Information shown start
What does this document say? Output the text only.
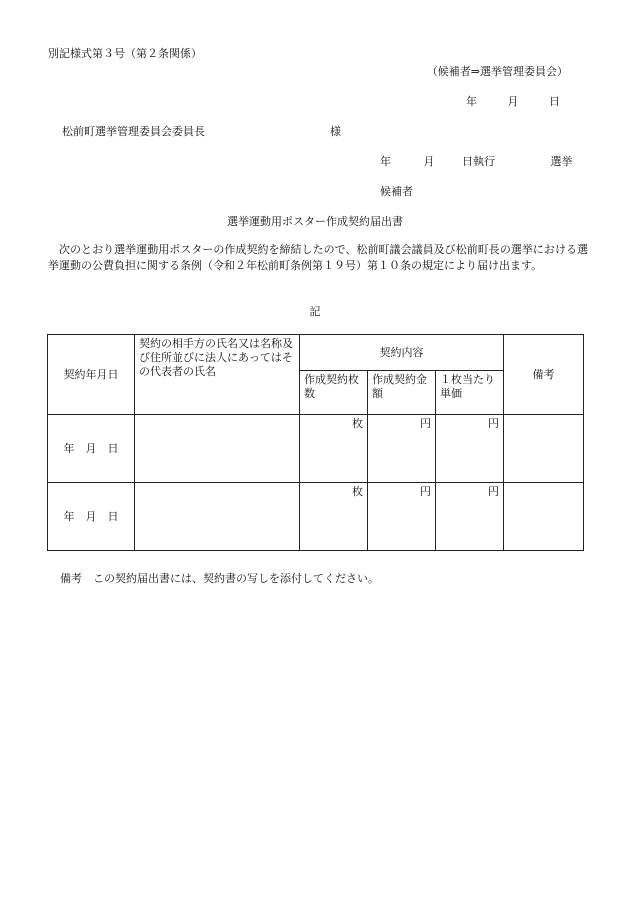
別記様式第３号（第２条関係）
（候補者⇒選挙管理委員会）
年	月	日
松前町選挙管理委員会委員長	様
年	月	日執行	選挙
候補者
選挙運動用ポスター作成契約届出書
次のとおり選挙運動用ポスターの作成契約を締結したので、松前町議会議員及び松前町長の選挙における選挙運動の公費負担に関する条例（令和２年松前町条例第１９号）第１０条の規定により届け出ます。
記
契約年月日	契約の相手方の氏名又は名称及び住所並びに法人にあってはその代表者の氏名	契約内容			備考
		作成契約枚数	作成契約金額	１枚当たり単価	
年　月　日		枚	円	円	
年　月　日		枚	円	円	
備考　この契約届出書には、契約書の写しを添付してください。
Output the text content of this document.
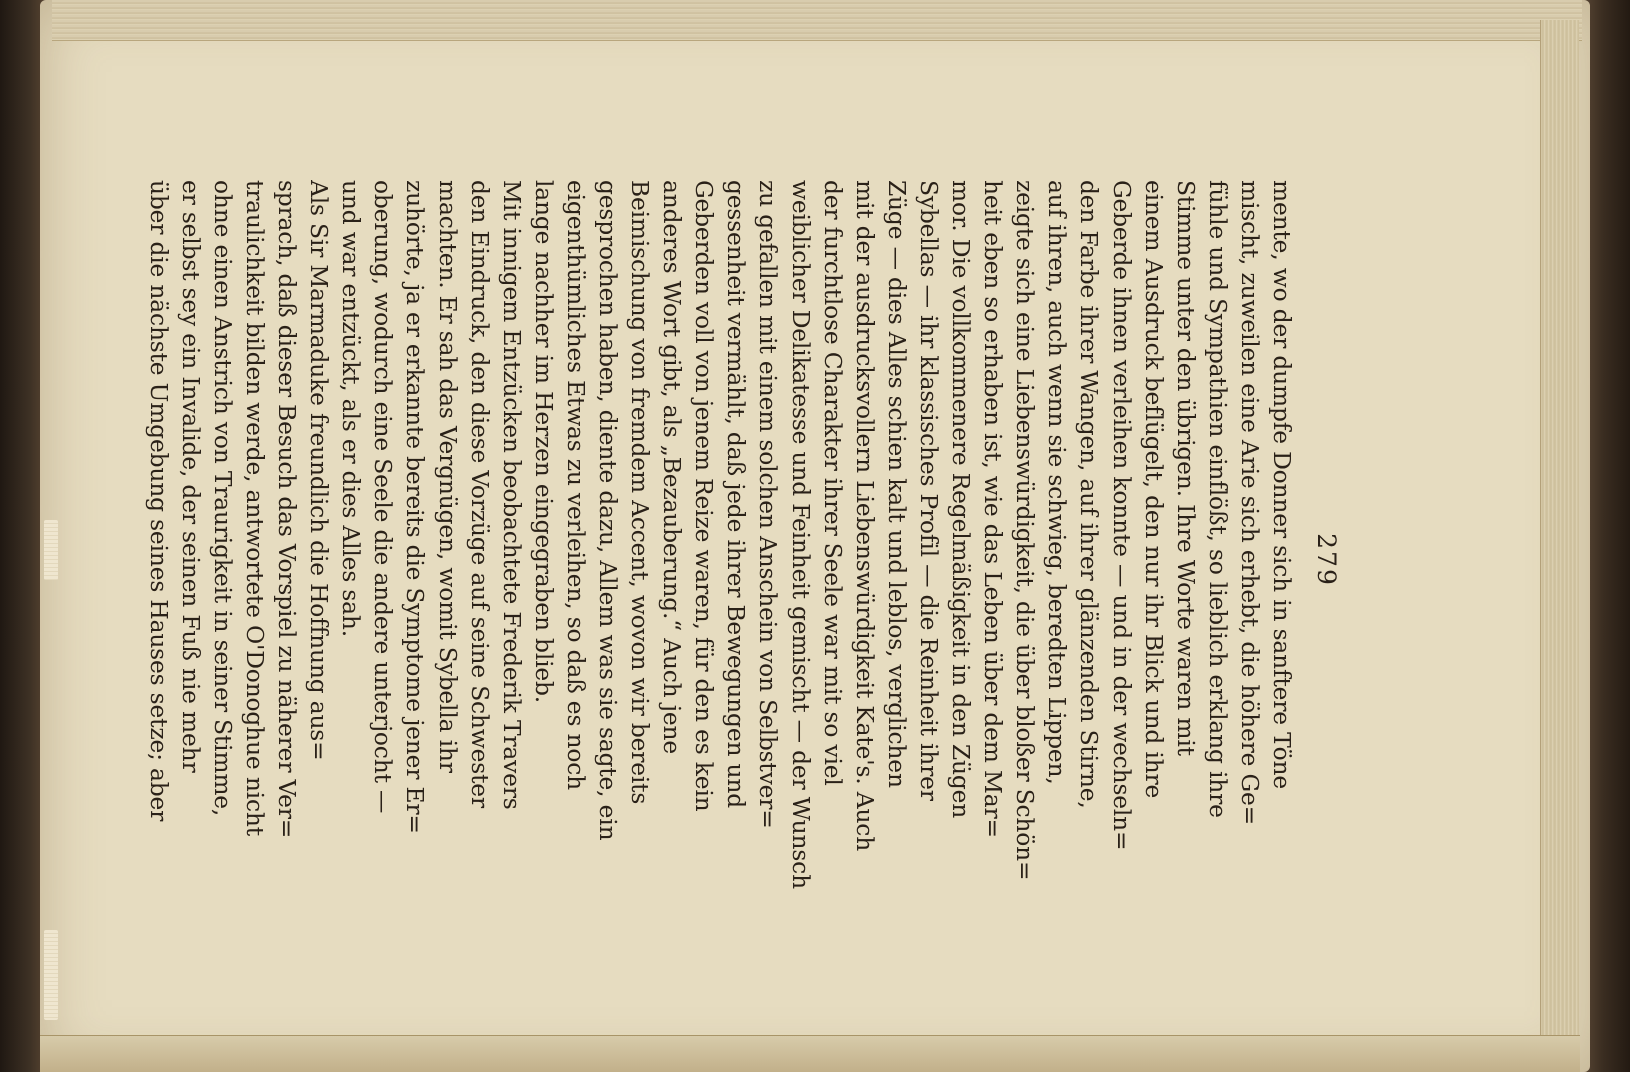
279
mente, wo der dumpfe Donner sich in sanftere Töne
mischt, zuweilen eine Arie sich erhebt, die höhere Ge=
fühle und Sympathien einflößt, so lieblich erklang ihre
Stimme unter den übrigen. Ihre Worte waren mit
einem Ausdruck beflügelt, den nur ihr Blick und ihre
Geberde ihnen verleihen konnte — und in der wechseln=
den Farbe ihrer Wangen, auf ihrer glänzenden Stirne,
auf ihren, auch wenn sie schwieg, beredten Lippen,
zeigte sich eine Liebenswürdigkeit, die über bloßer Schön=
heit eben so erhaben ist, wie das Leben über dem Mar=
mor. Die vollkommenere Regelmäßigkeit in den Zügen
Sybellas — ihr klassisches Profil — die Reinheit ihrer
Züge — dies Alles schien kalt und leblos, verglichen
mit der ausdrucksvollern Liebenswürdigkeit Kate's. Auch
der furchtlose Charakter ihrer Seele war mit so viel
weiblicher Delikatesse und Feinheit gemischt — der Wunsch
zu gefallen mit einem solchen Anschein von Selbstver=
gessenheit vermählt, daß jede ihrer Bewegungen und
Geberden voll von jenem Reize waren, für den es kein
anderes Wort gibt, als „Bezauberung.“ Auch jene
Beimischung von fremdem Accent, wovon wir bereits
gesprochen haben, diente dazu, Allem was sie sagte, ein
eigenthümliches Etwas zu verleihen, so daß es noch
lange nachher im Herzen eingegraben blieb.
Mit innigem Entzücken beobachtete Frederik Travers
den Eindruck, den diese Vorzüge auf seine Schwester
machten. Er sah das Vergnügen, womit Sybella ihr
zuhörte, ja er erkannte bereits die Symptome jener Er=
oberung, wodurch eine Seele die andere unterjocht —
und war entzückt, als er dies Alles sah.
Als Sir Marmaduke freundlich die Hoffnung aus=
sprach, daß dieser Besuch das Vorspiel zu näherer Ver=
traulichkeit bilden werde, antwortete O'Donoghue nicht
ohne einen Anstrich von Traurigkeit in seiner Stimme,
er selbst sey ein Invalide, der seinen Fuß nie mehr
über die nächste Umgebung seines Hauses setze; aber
Information shown end
Required work:
Among the lines above, determine how many hold the word "über"; report the figure alone.

Output below:
3